● **WHAT IS BEING ASKED**: Will you print the material below without altering a single character?

● **EXCERPTED DATA**:
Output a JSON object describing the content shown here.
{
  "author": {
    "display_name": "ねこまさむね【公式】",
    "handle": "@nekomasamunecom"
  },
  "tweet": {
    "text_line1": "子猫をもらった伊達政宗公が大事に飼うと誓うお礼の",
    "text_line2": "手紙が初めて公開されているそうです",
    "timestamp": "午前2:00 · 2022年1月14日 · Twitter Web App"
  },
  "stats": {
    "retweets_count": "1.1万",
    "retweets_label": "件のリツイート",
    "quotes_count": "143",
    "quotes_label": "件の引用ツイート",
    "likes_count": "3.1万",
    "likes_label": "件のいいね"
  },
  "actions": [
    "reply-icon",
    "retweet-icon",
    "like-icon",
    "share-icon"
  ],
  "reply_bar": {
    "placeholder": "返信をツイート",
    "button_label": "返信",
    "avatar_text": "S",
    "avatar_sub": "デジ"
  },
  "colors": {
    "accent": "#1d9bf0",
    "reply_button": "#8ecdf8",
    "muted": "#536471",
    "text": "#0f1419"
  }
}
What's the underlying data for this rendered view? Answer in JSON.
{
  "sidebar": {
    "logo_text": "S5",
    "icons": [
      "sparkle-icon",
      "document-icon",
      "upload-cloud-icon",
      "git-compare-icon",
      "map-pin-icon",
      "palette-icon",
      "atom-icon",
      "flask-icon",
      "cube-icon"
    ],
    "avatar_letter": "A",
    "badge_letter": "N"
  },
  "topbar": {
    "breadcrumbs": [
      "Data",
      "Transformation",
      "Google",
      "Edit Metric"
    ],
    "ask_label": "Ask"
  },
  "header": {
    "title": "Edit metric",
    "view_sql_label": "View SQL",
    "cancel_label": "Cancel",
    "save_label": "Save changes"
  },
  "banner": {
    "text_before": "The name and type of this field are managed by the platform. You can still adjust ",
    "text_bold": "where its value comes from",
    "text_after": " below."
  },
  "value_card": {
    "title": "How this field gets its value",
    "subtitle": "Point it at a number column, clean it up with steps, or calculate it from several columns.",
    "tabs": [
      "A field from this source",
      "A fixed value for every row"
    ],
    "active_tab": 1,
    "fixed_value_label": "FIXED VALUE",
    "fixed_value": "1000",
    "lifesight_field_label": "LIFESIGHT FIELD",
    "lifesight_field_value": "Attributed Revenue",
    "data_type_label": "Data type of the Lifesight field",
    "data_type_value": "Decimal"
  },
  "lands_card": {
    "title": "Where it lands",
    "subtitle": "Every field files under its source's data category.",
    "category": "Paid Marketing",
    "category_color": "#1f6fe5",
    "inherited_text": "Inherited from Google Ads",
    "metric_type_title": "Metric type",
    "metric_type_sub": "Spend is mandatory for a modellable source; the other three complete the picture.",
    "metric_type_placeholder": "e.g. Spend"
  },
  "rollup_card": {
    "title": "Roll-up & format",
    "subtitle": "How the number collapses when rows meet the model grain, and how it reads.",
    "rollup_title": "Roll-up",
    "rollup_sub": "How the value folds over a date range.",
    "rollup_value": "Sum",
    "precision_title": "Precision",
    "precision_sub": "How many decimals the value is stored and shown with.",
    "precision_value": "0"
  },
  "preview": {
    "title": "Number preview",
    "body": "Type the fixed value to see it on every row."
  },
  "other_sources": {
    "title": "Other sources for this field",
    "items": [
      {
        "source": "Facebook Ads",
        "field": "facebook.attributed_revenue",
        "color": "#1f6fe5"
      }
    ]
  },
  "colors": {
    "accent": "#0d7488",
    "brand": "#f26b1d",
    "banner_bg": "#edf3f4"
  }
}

● **EXERCISE RESULT**:
Output a JSON object describing the content shown here.
{
  "author": {
    "display_name": "ねこまさむね【公式】",
    "handle": "@nekomasamunecom"
  },
  "tweet": {
    "text_line1": "子猫をもらった伊達政宗公が大事に飼うと誓うお礼の",
    "text_line2": "手紙が初めて公開されているそうです",
    "timestamp": "午前2:00 · 2022年1月14日 · Twitter Web App"
  },
  "stats": {
    "retweets_count": "1.1万",
    "retweets_label": "件のリツイート",
    "quotes_count": "143",
    "quotes_label": "件の引用ツイート",
    "likes_count": "3.1万",
    "likes_label": "件のいいね"
  },
  "actions": [
    "reply-icon",
    "retweet-icon",
    "like-icon",
    "share-icon"
  ],
  "reply_bar": {
    "placeholder": "返信をツイート",
    "button_label": "返信",
    "avatar_text": "S",
    "avatar_sub": "デジ"
  },
  "colors": {
    "accent": "#1d9bf0",
    "reply_button": "#8ecdf8",
    "muted": "#536471",
    "text": "#0f1419"
  }
}
What's the underlying data for this rendered view? Answer in JSON.
{
  "sidebar": {
    "logo_text": "S5",
    "icons": [
      "sparkle-icon",
      "document-icon",
      "upload-cloud-icon",
      "git-compare-icon",
      "map-pin-icon",
      "palette-icon",
      "atom-icon",
      "flask-icon",
      "cube-icon"
    ],
    "avatar_letter": "A",
    "badge_letter": "N"
  },
  "topbar": {
    "breadcrumbs": [
      "Data",
      "Transformation",
      "Google",
      "Edit Metric"
    ],
    "ask_label": "Ask"
  },
  "header": {
    "title": "Edit metric",
    "view_sql_label": "View SQL",
    "cancel_label": "Cancel",
    "save_label": "Save changes"
  },
  "banner": {
    "text_before": "The name and type of this field are managed by the platform. You can still adjust ",
    "text_bold": "where its value comes from",
    "text_after": " below."
  },
  "value_card": {
    "title": "How this field gets its value",
    "subtitle": "Point it at a number column, clean it up with steps, or calculate it from several columns.",
    "tabs": [
      "A field from this source",
      "A fixed value for every row"
    ],
    "active_tab": 1,
    "fixed_value_label": "FIXED VALUE",
    "fixed_value": "1000",
    "lifesight_field_label": "LIFESIGHT FIELD",
    "lifesight_field_value": "Attributed Revenue",
    "data_type_label": "Data type of the Lifesight field",
    "data_type_value": "Decimal"
  },
  "lands_card": {
    "title": "Where it lands",
    "subtitle": "Every field files under its source's data category.",
    "category": "Paid Marketing",
    "category_color": "#1f6fe5",
    "inherited_text": "Inherited from Google Ads",
    "metric_type_title": "Metric type",
    "metric_type_sub": "Spend is mandatory for a modellable source; the other three complete the picture.",
    "metric_type_placeholder": "e.g. Spend"
  },
  "rollup_card": {
    "title": "Roll-up & format",
    "subtitle": "How the number collapses when rows meet the model grain, and how it reads.",
    "rollup_title": "Roll-up",
    "rollup_sub": "How the value folds over a date range.",
    "rollup_value": "Sum",
    "precision_title": "Precision",
    "precision_sub": "How many decimals the value is stored and shown with.",
    "precision_value": "0"
  },
  "preview": {
    "title": "Number preview",
    "body": "Type the fixed value to see it on every row."
  },
  "other_sources": {
    "title": "Other sources for this field",
    "items": [
      {
        "source": "Facebook Ads",
        "field": "facebook.attributed_revenue",
        "color": "#1f6fe5"
      }
    ]
  },
  "colors": {
    "accent": "#0d7488",
    "brand": "#f26b1d",
    "banner_bg": "#edf3f4"
  }
}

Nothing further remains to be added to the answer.